═══ MATERIAL FOR THIS EXERCISE ═══

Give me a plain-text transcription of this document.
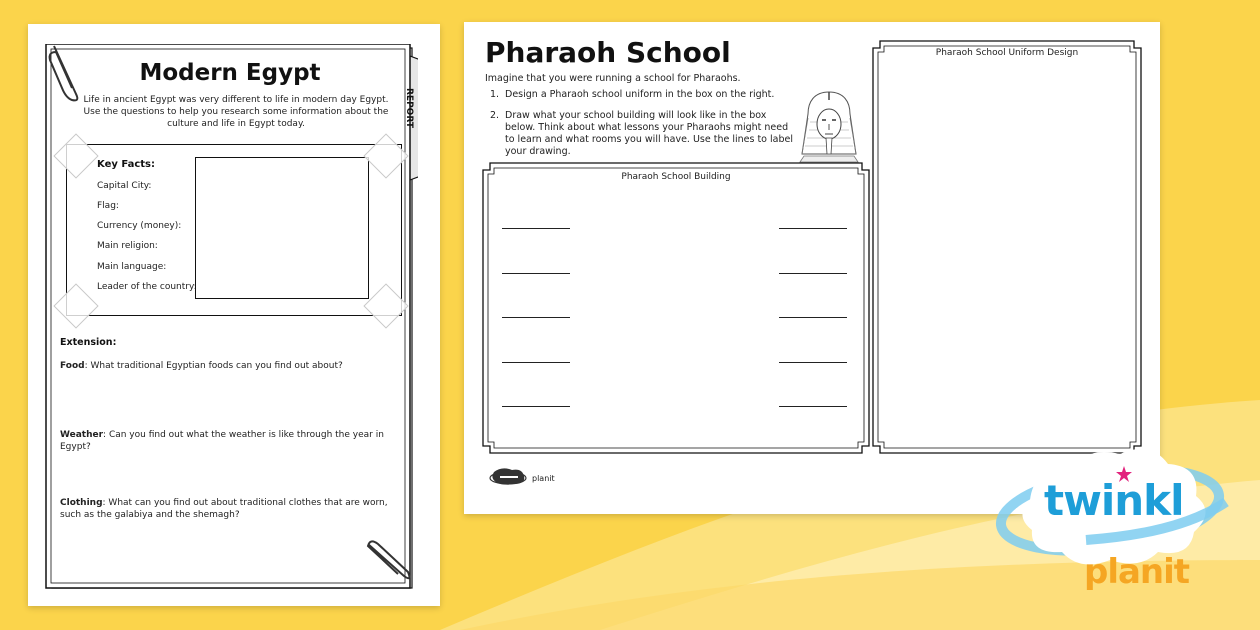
REPORT
Modern Egypt
Life in ancient Egypt was very different to life in modern day Egypt. Use the questions to help you research some information about the culture and life in Egypt today.
Key Facts:
Capital City:
Flag:
Currency (money):
Main religion:
Main language:
Leader of the country:
Extension:
Food: What traditional Egyptian foods can you find out about?
Weather: Can you find out what the weather is like through the year in Egypt?
Clothing: What can you find out about traditional clothes that are worn, such as the galabiya and the shemagh?
Pharaoh School
Imagine that you were running a school for Pharaohs.
1. Design a Pharaoh school uniform in the box on the right.
2. Draw what your school building will look like in the box
below. Think about what lessons your Pharaohs might need
to learn and what rooms you will have. Use the lines to label
your drawing.
Pharaoh School Building
Pharaoh School Uniform Design
planit	twinkl
planit
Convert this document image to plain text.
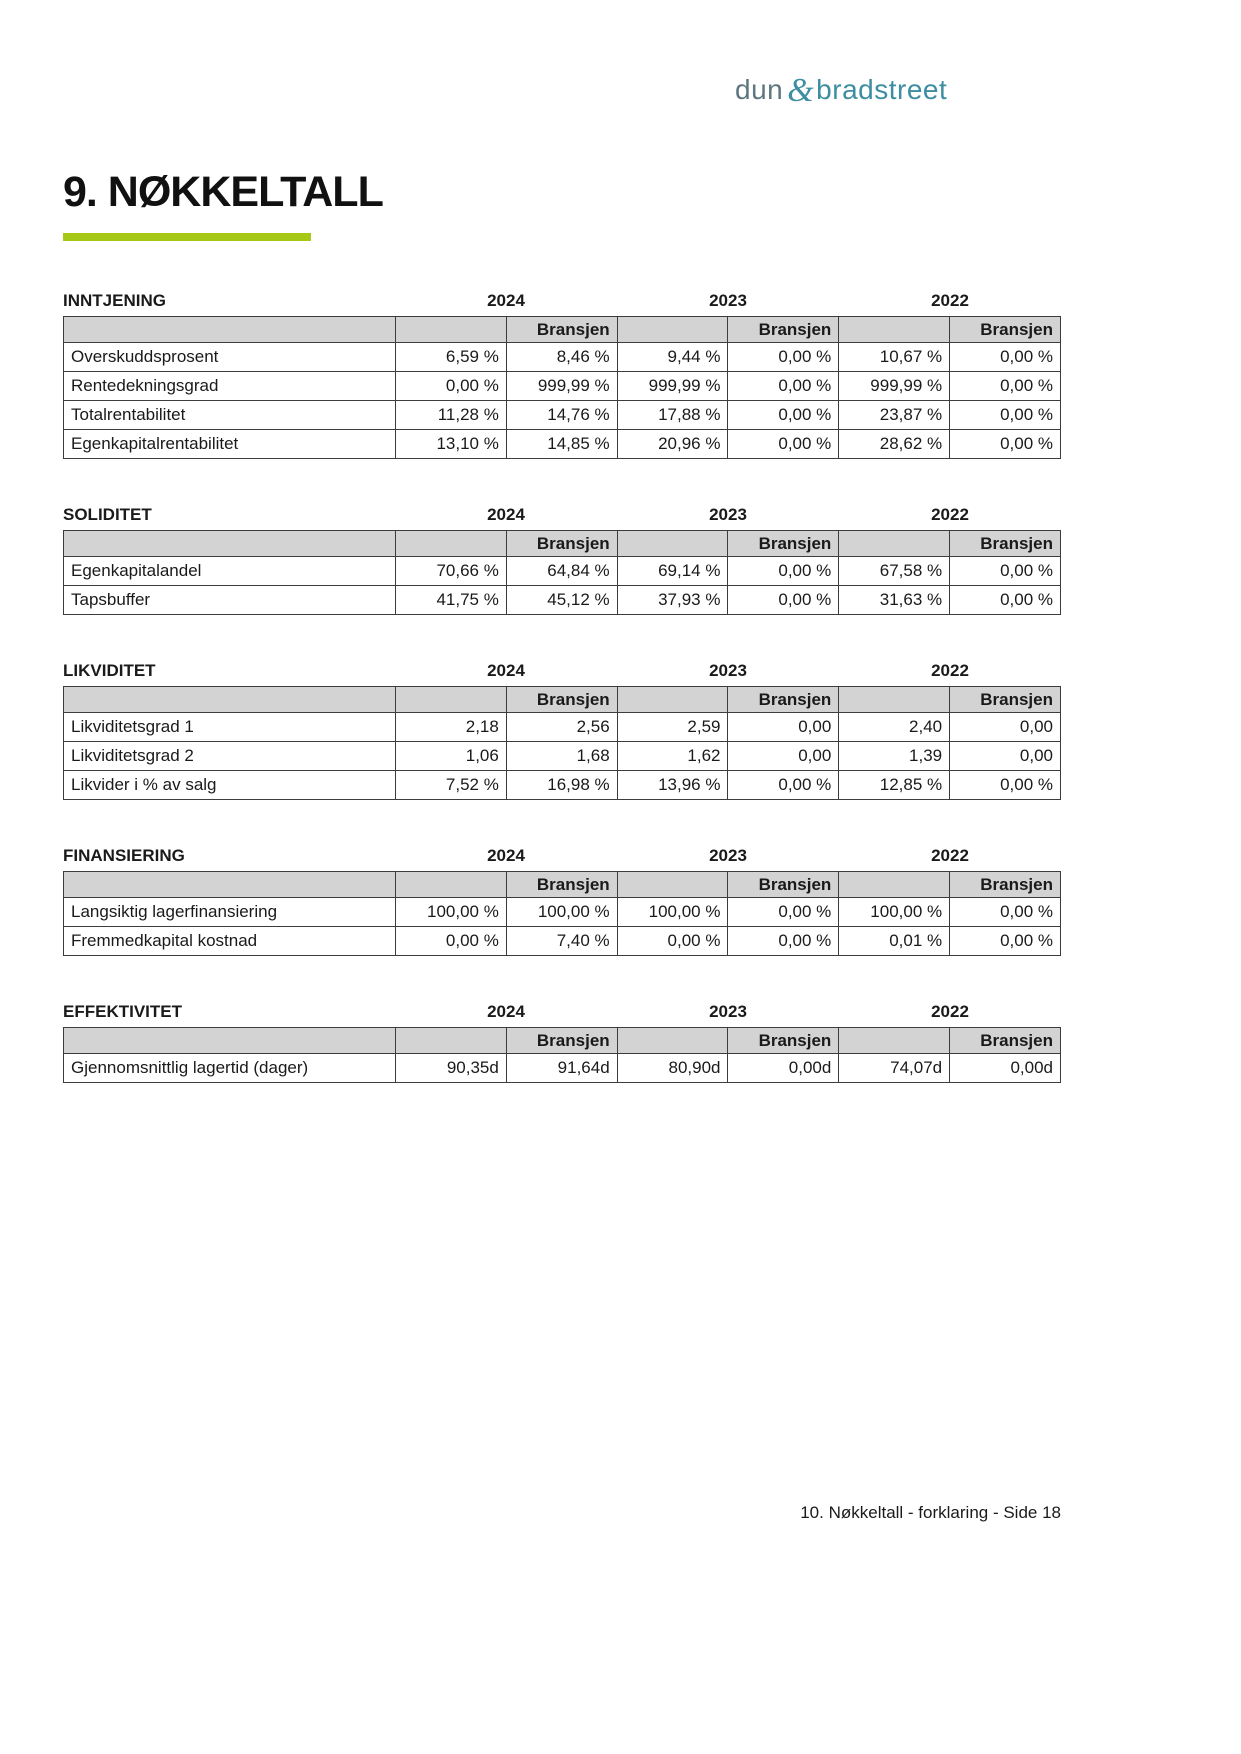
dun & bradstreet
9. NØKKELTALL
INNTJENING	2024	2023	2022
		Bransjen		Bransjen		Bransjen
Overskuddsprosent	6,59 %	8,46 %	9,44 %	0,00 %	10,67 %	0,00 %
Rentedekningsgrad	0,00 %	999,99 %	999,99 %	0,00 %	999,99 %	0,00 %
Totalrentabilitet	11,28 %	14,76 %	17,88 %	0,00 %	23,87 %	0,00 %
Egenkapitalrentabilitet	13,10 %	14,85 %	20,96 %	0,00 %	28,62 %	0,00 %
SOLIDITET	2024	2023	2022
		Bransjen		Bransjen		Bransjen
Egenkapitalandel	70,66 %	64,84 %	69,14 %	0,00 %	67,58 %	0,00 %
Tapsbuffer	41,75 %	45,12 %	37,93 %	0,00 %	31,63 %	0,00 %
LIKVIDITET	2024	2023	2022
		Bransjen		Bransjen		Bransjen
Likviditetsgrad 1	2,18	2,56	2,59	0,00	2,40	0,00
Likviditetsgrad 2	1,06	1,68	1,62	0,00	1,39	0,00
Likvider i % av salg	7,52 %	16,98 %	13,96 %	0,00 %	12,85 %	0,00 %
FINANSIERING	2024	2023	2022
		Bransjen		Bransjen		Bransjen
Langsiktig lagerfinansiering	100,00 %	100,00 %	100,00 %	0,00 %	100,00 %	0,00 %
Fremmedkapital kostnad	0,00 %	7,40 %	0,00 %	0,00 %	0,01 %	0,00 %
EFFEKTIVITET	2024	2023	2022
		Bransjen		Bransjen		Bransjen
Gjennomsnittlig lagertid (dager)	90,35d	91,64d	80,90d	0,00d	74,07d	0,00d
10. Nøkkeltall - forklaring - Side 18
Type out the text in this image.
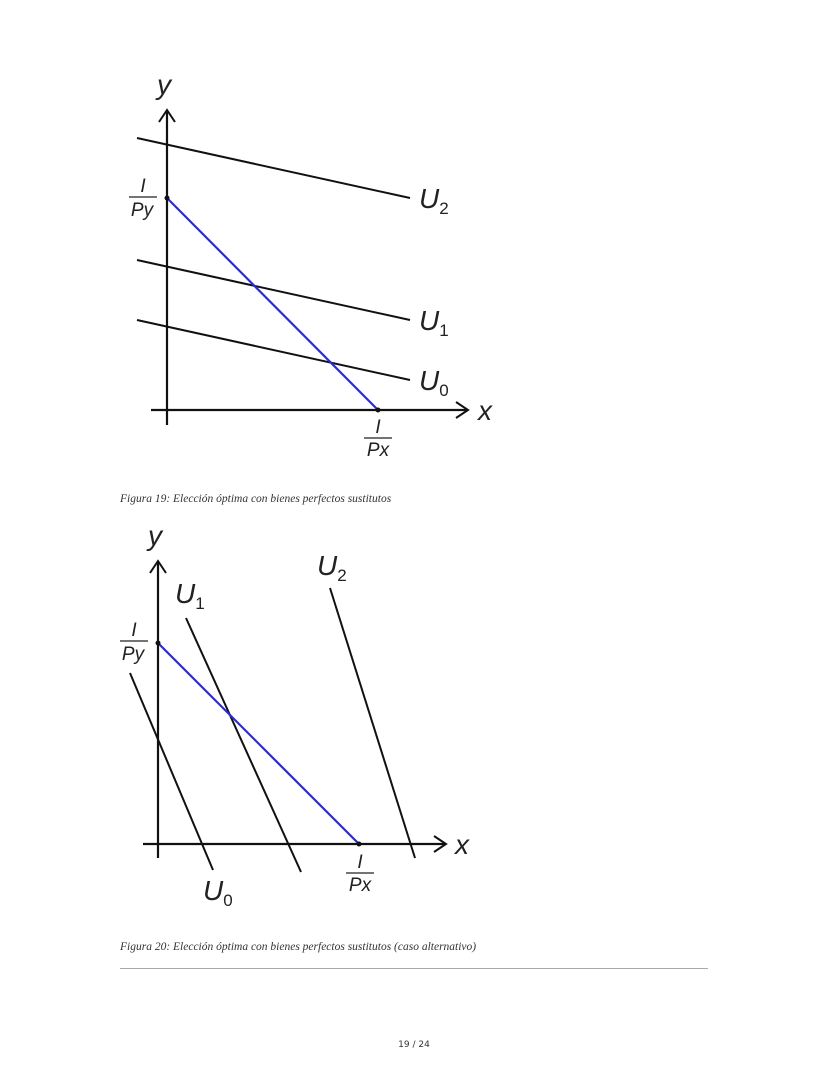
y
x
I
Py
I
Px
$U_2$
$U_1$
$U_0$
y
x
I
Py
I
Px
$U_2$
$U_1$
$U_0$
Figura 19: Elección óptima con bienes perfectos sustitutos
Figura 20: Elección óptima con bienes perfectos sustitutos (caso alternativo)
19 / 24
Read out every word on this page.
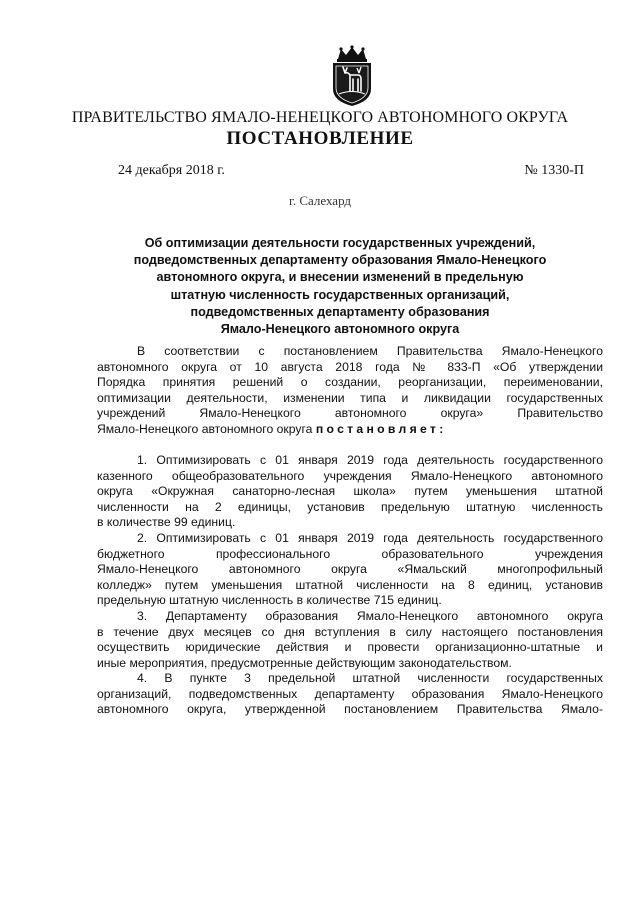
ПРАВИТЕЛЬСТВО ЯМАЛО-НЕНЕЦКОГО АВТОНОМНОГО ОКРУГА
ПОСТАНОВЛЕНИЕ
24 декабря 2018 г.	№ 1330-П
г. Салехард
Об оптимизации деятельности государственных учреждений,
подведомственных департаменту образования Ямало-Ненецкого
автономного округа, и внесении изменений в предельную
штатную численность государственных организаций,
подведомственных департаменту образования
Ямало-Ненецкого автономного округа
В соответствии с постановлением Правительства Ямало-Ненецкого
автономного округа от 10 августа 2018 года № 833-П «Об утверждении
Порядка принятия решений о создании, реорганизации, переименовании,
оптимизации деятельности, изменении типа и ликвидации государственных
учреждений Ямало-Ненецкого автономного округа» Правительство
Ямало-Ненецкого автономного округа постановляет:
1. Оптимизировать с 01 января 2019 года деятельность государственного
казенного общеобразовательного учреждения Ямало-Ненецкого автономного
округа «Окружная санаторно-лесная школа» путем уменьшения штатной
численности на 2 единицы, установив предельную штатную численность
в количестве 99 единиц.
2. Оптимизировать с 01 января 2019 года деятельность государственного
бюджетного профессионального образовательного учреждения
Ямало-Ненецкого автономного округа «Ямальский многопрофильный
колледж» путем уменьшения штатной численности на 8 единиц, установив
предельную штатную численность в количестве 715 единиц.
3. Департаменту образования Ямало-Ненецкого автономного округа
в течение двух месяцев со дня вступления в силу настоящего постановления
осуществить юридические действия и провести организационно-штатные и
иные мероприятия, предусмотренные действующим законодательством.
4. В пункте 3 предельной штатной численности государственных
организаций, подведомственных департаменту образования Ямало-Ненецкого
автономного округа, утвержденной постановлением Правительства Ямало-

═══

TASK TO CARRY OUT:
Repeat the data exactly in full, omitting its pictures.

OUTPUT:
Give me a plain-text transcription of this document.
REPORT
Modern Egypt
Life in ancient Egypt was very different to life in modern day Egypt. Use the questions to help you research some information about the culture and life in Egypt today.
Key Facts:
Capital City:
Flag:
Currency (money):
Main religion:
Main language:
Leader of the country:
Extension:
Food: What traditional Egyptian foods can you find out about?
Weather: Can you find out what the weather is like through the year in Egypt?
Clothing: What can you find out about traditional clothes that are worn, such as the galabiya and the shemagh?
Pharaoh School
Imagine that you were running a school for Pharaohs.
1. Design a Pharaoh school uniform in the box on the right.
2. Draw what your school building will look like in the box
below. Think about what lessons your Pharaohs might need
to learn and what rooms you will have. Use the lines to label
your drawing.
Pharaoh School Building
Pharaoh School Uniform Design
planit	twinkl
planit
Convert this document image to plain text.
dun & bradstreet
9. NØKKELTALL
INNTJENING	2024	2023	2022
		Bransjen		Bransjen		Bransjen
Overskuddsprosent	6,59 %	8,46 %	9,44 %	0,00 %	10,67 %	0,00 %
Rentedekningsgrad	0,00 %	999,99 %	999,99 %	0,00 %	999,99 %	0,00 %
Totalrentabilitet	11,28 %	14,76 %	17,88 %	0,00 %	23,87 %	0,00 %
Egenkapitalrentabilitet	13,10 %	14,85 %	20,96 %	0,00 %	28,62 %	0,00 %
SOLIDITET	2024	2023	2022
		Bransjen		Bransjen		Bransjen
Egenkapitalandel	70,66 %	64,84 %	69,14 %	0,00 %	67,58 %	0,00 %
Tapsbuffer	41,75 %	45,12 %	37,93 %	0,00 %	31,63 %	0,00 %
LIKVIDITET	2024	2023	2022
		Bransjen		Bransjen		Bransjen
Likviditetsgrad 1	2,18	2,56	2,59	0,00	2,40	0,00
Likviditetsgrad 2	1,06	1,68	1,62	0,00	1,39	0,00
Likvider i % av salg	7,52 %	16,98 %	13,96 %	0,00 %	12,85 %	0,00 %
FINANSIERING	2024	2023	2022
		Bransjen		Bransjen		Bransjen
Langsiktig lagerfinansiering	100,00 %	100,00 %	100,00 %	0,00 %	100,00 %	0,00 %
Fremmedkapital kostnad	0,00 %	7,40 %	0,00 %	0,00 %	0,01 %	0,00 %
EFFEKTIVITET	2024	2023	2022
		Bransjen		Bransjen		Bransjen
Gjennomsnittlig lagertid (dager)	90,35d	91,64d	80,90d	0,00d	74,07d	0,00d
10. Nøkkeltall - forklaring - Side 18
Type out the text in this image.
y
x
I
Py
I
Px
$U_2$
$U_1$
$U_0$
y
x
I
Py
I
Px
$U_2$
$U_1$
$U_0$
Figura 19: Elección óptima con bienes perfectos sustitutos
Figura 20: Elección óptima con bienes perfectos sustitutos (caso alternativo)
19 / 24
Read out every word on this page.
ПРАВИТЕЛЬСТВО ЯМАЛО-НЕНЕЦКОГО АВТОНОМНОГО ОКРУГА
ПОСТАНОВЛЕНИЕ
24 декабря 2018 г.	№ 1330-П
г. Салехард
Об оптимизации деятельности государственных учреждений,
подведомственных департаменту образования Ямало-Ненецкого
автономного округа, и внесении изменений в предельную
штатную численность государственных организаций,
подведомственных департаменту образования
Ямало-Ненецкого автономного округа
В соответствии с постановлением Правительства Ямало-Ненецкого
автономного округа от 10 августа 2018 года № 833-П «Об утверждении
Порядка принятия решений о создании, реорганизации, переименовании,
оптимизации деятельности, изменении типа и ликвидации государственных
учреждений Ямало-Ненецкого автономного округа» Правительство
Ямало-Ненецкого автономного округа постановляет:
1. Оптимизировать с 01 января 2019 года деятельность государственного
казенного общеобразовательного учреждения Ямало-Ненецкого автономного
округа «Окружная санаторно-лесная школа» путем уменьшения штатной
численности на 2 единицы, установив предельную штатную численность
в количестве 99 единиц.
2. Оптимизировать с 01 января 2019 года деятельность государственного
бюджетного профессионального образовательного учреждения
Ямало-Ненецкого автономного округа «Ямальский многопрофильный
колледж» путем уменьшения штатной численности на 8 единиц, установив
предельную штатную численность в количестве 715 единиц.
3. Департаменту образования Ямало-Ненецкого автономного округа
в течение двух месяцев со дня вступления в силу настоящего постановления
осуществить юридические действия и провести организационно-штатные и
иные мероприятия, предусмотренные действующим законодательством.
4. В пункте 3 предельной штатной численности государственных
организаций, подведомственных департаменту образования Ямало-Ненецкого
автономного округа, утвержденной постановлением Правительства Ямало-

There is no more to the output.